What the task requires
Pull out each line of the data that includes the word "北京冬奥会可持续性成果".

┌──

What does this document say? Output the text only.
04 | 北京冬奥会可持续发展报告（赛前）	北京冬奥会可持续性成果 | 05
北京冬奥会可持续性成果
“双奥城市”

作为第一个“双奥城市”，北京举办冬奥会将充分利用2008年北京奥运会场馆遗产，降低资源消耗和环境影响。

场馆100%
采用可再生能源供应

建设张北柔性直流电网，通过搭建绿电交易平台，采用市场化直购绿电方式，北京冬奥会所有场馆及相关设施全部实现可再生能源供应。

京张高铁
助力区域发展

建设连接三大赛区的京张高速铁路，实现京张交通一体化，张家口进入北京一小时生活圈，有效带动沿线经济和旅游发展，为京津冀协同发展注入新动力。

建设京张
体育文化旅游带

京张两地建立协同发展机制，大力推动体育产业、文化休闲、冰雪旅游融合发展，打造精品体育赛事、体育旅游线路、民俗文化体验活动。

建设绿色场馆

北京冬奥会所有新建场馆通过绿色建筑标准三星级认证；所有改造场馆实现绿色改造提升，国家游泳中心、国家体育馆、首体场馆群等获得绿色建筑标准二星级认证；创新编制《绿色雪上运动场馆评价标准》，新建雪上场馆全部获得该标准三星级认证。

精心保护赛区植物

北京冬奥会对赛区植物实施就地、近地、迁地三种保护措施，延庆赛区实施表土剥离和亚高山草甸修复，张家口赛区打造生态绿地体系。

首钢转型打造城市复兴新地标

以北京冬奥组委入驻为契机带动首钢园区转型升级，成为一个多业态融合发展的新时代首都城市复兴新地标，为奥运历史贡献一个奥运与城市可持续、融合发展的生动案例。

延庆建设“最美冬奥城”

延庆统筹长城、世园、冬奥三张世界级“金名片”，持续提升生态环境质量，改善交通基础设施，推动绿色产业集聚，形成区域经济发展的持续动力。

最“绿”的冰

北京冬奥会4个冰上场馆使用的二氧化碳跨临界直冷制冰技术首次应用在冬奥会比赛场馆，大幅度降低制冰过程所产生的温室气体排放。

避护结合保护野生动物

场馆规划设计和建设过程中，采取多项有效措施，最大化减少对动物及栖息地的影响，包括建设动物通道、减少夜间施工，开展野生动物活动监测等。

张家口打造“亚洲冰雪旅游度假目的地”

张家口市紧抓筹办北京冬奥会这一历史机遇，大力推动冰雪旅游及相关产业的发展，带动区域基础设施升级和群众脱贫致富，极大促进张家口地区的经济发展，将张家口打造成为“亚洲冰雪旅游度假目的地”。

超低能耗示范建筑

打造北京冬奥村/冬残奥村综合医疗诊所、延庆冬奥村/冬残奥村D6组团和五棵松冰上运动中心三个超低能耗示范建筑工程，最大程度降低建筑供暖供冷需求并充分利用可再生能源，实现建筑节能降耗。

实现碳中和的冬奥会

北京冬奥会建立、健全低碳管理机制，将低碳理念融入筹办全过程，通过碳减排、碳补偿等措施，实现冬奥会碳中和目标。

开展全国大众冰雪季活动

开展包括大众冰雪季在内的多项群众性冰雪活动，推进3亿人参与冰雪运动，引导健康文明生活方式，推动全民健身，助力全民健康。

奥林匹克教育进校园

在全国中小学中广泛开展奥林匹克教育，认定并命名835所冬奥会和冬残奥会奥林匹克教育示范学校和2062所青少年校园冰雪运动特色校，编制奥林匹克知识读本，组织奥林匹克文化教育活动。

└──
┌──

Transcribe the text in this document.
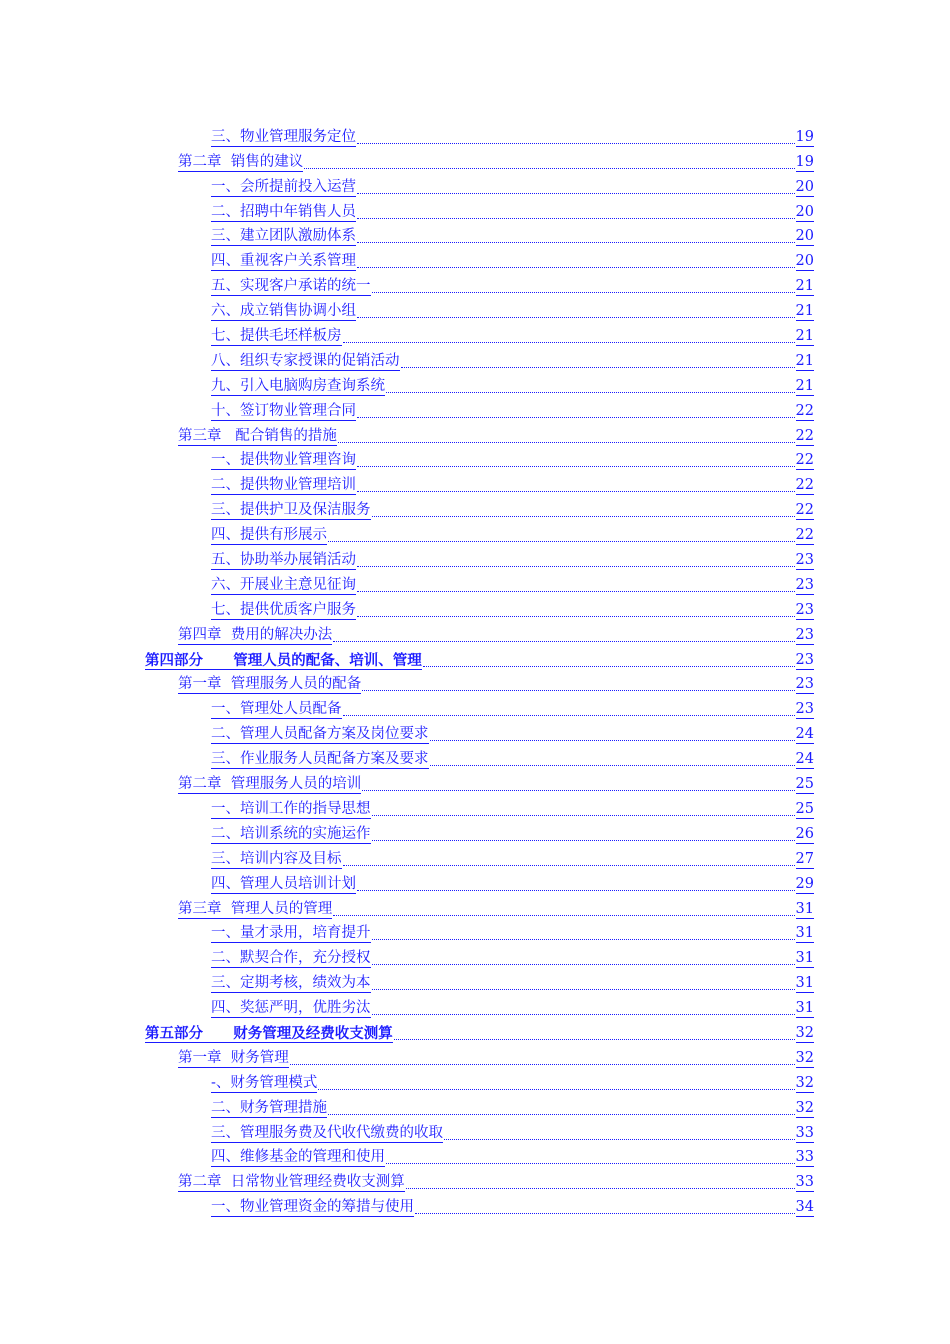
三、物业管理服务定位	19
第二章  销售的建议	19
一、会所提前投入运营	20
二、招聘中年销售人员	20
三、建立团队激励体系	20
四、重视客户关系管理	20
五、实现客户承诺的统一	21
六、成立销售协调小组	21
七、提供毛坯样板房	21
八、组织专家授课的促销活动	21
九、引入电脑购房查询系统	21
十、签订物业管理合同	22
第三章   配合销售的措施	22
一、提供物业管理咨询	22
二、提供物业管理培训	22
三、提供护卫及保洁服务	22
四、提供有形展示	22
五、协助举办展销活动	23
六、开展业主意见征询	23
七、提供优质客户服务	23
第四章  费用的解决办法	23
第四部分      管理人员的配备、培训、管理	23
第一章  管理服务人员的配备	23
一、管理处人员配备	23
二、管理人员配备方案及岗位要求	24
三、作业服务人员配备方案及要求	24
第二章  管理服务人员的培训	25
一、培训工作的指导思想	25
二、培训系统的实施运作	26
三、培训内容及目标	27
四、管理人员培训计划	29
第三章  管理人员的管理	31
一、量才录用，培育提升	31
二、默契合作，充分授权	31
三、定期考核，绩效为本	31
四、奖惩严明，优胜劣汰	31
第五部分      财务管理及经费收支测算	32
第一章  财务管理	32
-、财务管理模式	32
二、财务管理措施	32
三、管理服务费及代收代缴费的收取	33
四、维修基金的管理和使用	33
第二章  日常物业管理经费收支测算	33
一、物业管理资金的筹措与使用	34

└──

Correct output
04 | 北京冬奥会可持续发展报告（赛前）	北京冬奥会可持续性成果 | 05
北京冬奥会可持续性成果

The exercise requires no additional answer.